**Work to complete:** Filter these entries, keeping only lines that hold the word "envies".

================================

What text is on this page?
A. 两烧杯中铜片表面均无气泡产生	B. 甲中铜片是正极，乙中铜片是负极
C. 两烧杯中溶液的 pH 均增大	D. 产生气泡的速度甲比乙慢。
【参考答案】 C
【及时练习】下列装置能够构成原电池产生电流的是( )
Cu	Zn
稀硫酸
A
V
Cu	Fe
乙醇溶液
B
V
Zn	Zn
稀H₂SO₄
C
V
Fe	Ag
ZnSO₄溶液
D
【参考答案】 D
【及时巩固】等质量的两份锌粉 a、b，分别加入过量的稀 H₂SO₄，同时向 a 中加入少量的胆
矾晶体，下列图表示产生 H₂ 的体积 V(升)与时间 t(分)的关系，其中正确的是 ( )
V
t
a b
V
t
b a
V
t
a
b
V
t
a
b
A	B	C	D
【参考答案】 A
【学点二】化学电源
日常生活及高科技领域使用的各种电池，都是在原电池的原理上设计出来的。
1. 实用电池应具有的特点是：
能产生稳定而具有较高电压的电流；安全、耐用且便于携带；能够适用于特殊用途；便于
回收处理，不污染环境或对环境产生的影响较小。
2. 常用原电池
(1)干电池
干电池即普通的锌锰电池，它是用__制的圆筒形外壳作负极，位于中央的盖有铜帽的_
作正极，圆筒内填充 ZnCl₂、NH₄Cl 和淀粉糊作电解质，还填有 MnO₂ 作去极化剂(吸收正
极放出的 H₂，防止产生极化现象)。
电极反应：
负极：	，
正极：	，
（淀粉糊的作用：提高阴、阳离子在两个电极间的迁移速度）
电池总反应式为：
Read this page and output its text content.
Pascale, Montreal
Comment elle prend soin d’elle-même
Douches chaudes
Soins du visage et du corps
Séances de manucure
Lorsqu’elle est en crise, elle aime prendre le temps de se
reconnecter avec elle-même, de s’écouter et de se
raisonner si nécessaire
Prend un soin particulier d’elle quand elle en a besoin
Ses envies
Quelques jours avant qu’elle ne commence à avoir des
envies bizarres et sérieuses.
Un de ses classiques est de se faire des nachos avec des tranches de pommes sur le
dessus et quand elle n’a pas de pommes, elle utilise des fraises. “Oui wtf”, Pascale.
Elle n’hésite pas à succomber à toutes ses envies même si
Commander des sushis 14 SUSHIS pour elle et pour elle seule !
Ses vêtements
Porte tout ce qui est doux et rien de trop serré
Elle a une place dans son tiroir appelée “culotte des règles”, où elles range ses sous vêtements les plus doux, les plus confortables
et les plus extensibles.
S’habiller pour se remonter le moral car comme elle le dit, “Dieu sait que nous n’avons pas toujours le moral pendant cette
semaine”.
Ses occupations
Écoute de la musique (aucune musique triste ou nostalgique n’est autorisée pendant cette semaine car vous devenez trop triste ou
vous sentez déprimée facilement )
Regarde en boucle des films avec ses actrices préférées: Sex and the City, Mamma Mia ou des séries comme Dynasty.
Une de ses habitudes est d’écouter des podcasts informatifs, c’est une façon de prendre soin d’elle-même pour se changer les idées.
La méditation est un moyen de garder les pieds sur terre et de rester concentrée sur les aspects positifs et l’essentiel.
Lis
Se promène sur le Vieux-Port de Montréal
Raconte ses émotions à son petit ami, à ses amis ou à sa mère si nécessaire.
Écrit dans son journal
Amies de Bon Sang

================================

**Result of the task:**
Ses envies
envies bizarres et sérieuses.
Elle n’hésite pas à succomber à toutes ses envies même si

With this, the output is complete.